Supplied entries –
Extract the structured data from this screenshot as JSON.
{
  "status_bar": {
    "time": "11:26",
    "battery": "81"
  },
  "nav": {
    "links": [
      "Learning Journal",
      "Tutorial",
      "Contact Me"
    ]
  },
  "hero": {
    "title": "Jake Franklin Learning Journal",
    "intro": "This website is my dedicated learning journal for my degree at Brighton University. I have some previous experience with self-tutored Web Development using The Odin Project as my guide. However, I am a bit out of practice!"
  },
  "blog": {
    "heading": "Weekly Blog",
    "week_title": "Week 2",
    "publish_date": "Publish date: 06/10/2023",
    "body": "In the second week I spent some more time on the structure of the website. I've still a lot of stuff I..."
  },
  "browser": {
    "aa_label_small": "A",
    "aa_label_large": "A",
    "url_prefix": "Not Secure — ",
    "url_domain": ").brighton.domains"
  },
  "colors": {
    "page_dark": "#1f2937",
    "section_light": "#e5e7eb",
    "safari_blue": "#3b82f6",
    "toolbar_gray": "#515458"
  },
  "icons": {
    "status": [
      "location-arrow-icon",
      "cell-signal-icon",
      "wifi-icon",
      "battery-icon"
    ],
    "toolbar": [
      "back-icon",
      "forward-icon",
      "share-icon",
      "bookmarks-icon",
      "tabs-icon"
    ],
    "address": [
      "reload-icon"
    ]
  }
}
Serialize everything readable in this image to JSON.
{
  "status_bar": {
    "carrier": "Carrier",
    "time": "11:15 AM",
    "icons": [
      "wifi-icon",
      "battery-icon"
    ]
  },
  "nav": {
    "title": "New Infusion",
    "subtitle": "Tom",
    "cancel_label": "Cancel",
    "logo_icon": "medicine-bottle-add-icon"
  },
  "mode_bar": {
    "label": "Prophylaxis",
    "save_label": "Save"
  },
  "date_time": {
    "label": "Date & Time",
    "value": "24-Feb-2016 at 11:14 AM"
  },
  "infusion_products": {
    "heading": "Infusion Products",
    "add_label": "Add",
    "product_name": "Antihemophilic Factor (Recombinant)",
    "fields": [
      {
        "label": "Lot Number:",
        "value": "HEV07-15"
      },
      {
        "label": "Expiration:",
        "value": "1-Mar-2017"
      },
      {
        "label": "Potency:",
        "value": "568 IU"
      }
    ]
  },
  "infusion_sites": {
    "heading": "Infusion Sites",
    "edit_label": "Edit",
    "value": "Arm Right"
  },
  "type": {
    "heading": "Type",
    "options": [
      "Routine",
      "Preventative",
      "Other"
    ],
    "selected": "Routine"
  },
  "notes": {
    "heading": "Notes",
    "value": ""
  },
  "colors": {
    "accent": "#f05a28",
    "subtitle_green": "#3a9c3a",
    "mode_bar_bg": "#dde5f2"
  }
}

Exercise – Read through the entries and copy each line in which "JSON" appears.

Solution to this problem –
Extract the structured data from this screenshot as JSON.
Serialize everything readable in this image to JSON.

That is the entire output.